* **To be done**
Each record below must be returned exactly as shown.

Dataset rows about figures
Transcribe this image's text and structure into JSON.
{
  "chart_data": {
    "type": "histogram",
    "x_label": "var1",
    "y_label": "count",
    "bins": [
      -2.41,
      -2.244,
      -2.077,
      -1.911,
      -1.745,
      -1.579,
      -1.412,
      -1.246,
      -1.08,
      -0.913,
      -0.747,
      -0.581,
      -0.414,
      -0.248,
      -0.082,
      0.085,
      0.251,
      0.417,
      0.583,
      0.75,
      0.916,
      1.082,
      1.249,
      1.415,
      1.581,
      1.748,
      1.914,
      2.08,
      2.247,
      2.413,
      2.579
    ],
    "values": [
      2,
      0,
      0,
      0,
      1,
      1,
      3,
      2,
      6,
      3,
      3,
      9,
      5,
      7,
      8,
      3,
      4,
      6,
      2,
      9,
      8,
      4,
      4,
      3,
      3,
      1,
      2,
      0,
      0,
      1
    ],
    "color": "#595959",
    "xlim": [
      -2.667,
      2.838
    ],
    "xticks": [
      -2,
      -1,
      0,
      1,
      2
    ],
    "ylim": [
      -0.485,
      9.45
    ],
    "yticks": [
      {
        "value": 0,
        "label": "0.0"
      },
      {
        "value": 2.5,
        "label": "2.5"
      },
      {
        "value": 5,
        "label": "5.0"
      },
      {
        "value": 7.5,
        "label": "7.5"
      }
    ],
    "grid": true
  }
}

* **Solution for this problem**
Transcribe this image's text and structure into JSON.
{
  "chart_data": {
    "type": "histogram",
    "x_label": "var1",
    "y_label": "count",
    "bins": [
      -2.41,
      -2.244,
      -2.077,
      -1.911,
      -1.745,
      -1.579,
      -1.412,
      -1.246,
      -1.08,
      -0.913,
      -0.747,
      -0.581,
      -0.414,
      -0.248,
      -0.082,
      0.085,
      0.251,
      0.417,
      0.583,
      0.75,
      0.916,
      1.082,
      1.249,
      1.415,
      1.581,
      1.748,
      1.914,
      2.08,
      2.247,
      2.413,
      2.579
    ],
    "values": [
      2,
      0,
      0,
      0,
      1,
      1,
      3,
      2,
      6,
      3,
      3,
      9,
      5,
      7,
      8,
      3,
      4,
      6,
      2,
      9,
      8,
      4,
      4,
      3,
      3,
      1,
      2,
      0,
      0,
      1
    ],
    "color": "#595959",
    "xlim": [
      -2.667,
      2.838
    ],
    "xticks": [
      -2,
      -1,
      0,
      1,
      2
    ],
    "ylim": [
      -0.485,
      9.45
    ],
    "yticks": [
      {
        "value": 0,
        "label": "0.0"
      },
      {
        "value": 2.5,
        "label": "2.5"
      },
      {
        "value": 5,
        "label": "5.0"
      },
      {
        "value": 7.5,
        "label": "7.5"
      }
    ],
    "grid": true
  }
}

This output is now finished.